Goal:
Lift every line from the entries that includes the word "Johnson".

Data in this exercise:
☆ ☆ ☆ ☆ ☆

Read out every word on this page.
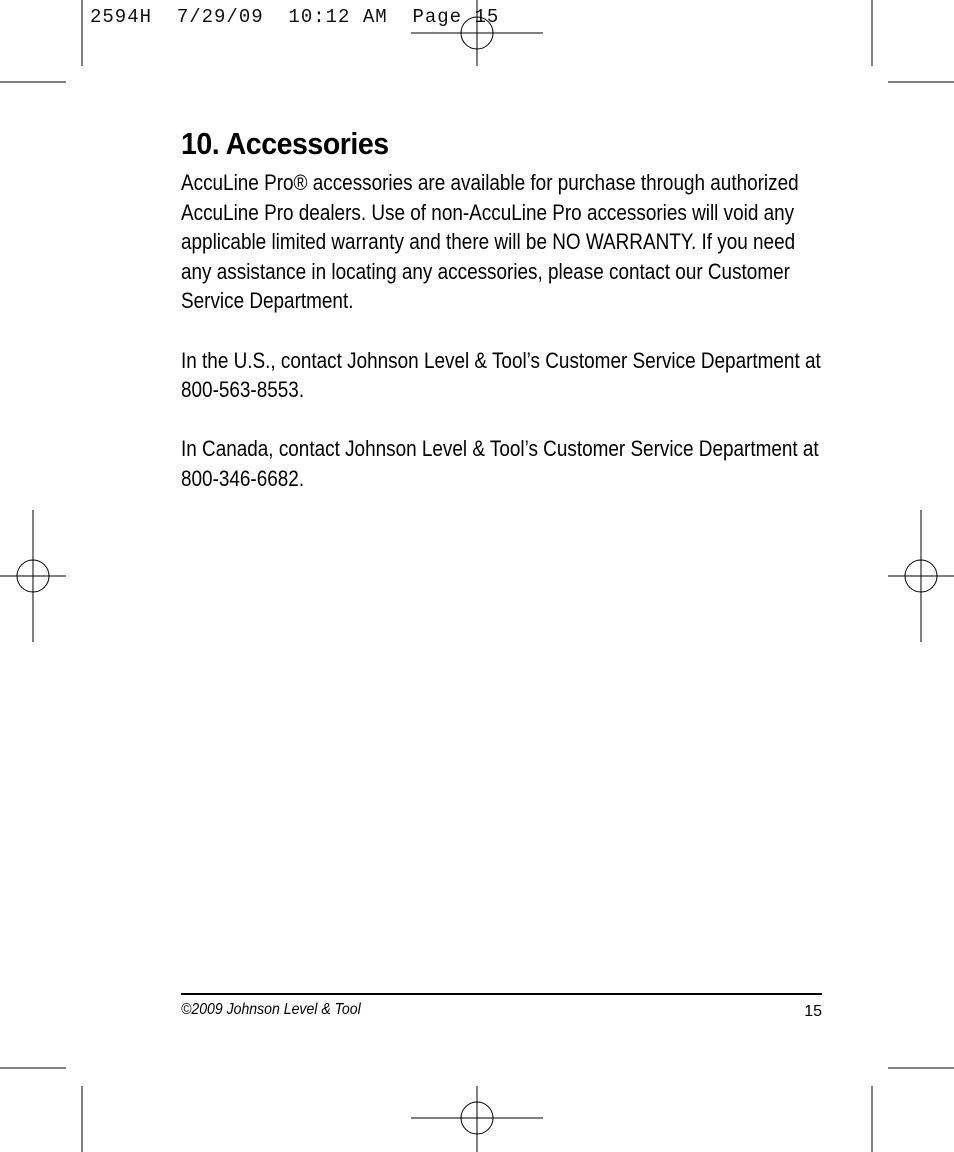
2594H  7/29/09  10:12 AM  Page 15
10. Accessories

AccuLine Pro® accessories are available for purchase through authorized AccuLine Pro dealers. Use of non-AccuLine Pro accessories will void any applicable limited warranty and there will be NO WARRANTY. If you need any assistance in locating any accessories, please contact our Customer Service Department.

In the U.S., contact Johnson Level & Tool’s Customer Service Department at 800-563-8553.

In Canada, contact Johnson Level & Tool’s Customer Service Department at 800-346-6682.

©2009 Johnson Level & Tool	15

☆ ☆ ☆ ☆ ☆

Written answer:
In the U.S., contact Johnson Level & Tool’s Customer Service Department at 800-563-8553.
In Canada, contact Johnson Level & Tool’s Customer Service Department at 800-346-6682.
©2009 Johnson Level & Tool	15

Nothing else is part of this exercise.